Your task is to copy every line of the records below that contains "coordinate".
════
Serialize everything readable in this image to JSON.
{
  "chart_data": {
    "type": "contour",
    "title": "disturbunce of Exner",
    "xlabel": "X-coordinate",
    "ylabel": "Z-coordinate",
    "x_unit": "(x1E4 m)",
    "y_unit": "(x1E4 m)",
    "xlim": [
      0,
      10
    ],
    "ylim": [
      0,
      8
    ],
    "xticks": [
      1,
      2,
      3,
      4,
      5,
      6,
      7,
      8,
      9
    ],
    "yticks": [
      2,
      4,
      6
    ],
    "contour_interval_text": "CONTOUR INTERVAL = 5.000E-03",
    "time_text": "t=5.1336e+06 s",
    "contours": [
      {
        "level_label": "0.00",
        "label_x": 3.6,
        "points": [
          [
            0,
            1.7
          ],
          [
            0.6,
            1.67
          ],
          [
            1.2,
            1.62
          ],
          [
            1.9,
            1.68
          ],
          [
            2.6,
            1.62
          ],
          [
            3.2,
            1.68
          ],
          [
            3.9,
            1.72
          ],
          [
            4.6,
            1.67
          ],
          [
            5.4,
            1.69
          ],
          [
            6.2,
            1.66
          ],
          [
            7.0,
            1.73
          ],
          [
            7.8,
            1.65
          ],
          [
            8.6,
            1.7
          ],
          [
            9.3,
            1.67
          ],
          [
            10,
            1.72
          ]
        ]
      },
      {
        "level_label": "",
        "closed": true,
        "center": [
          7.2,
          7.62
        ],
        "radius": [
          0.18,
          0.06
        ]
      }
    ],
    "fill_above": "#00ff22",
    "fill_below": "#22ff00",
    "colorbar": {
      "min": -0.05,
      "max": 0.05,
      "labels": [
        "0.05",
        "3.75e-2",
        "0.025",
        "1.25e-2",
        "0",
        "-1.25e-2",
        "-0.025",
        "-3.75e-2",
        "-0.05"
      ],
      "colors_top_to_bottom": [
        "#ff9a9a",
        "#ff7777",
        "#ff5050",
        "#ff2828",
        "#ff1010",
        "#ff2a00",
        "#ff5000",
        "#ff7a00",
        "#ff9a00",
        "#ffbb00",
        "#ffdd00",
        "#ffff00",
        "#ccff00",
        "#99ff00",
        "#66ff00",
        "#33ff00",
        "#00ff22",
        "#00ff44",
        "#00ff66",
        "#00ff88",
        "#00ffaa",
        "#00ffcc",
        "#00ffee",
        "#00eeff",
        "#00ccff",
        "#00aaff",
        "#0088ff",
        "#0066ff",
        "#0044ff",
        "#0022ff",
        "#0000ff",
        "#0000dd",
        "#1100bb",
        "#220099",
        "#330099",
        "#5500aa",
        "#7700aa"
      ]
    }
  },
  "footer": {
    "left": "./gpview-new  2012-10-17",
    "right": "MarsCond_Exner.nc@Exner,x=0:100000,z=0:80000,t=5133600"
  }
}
════
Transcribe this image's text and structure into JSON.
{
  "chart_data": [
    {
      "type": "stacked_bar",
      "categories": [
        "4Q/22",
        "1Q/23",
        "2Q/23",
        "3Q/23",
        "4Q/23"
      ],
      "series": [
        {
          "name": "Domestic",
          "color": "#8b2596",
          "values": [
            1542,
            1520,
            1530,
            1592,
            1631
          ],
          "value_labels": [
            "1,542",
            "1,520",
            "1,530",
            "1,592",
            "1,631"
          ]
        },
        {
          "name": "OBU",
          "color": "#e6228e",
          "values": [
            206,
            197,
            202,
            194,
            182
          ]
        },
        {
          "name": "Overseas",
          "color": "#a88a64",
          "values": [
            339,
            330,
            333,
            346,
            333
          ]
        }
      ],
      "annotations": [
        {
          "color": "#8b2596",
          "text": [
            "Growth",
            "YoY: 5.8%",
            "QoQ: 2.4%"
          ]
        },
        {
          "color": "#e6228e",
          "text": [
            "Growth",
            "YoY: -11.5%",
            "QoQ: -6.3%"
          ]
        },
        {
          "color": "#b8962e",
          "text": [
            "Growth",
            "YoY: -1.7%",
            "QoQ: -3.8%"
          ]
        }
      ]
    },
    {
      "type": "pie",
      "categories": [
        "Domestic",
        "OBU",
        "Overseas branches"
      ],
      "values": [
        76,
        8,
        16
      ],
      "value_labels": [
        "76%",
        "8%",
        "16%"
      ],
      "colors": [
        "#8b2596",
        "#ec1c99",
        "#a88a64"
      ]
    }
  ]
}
════
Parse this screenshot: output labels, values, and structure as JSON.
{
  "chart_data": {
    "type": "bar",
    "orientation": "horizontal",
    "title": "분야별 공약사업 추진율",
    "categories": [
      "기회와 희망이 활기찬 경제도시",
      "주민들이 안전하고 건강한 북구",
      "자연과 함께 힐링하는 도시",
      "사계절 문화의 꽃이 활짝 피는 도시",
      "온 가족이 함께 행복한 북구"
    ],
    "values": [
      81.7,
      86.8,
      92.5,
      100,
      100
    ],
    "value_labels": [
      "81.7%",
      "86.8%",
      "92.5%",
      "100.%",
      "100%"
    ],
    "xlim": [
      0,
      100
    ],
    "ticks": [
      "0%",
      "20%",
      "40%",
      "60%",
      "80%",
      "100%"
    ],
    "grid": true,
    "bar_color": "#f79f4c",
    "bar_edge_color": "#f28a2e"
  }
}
════
Task answer ▸
    "xlabel": "X-coordinate",
    "ylabel": "Z-coordinate",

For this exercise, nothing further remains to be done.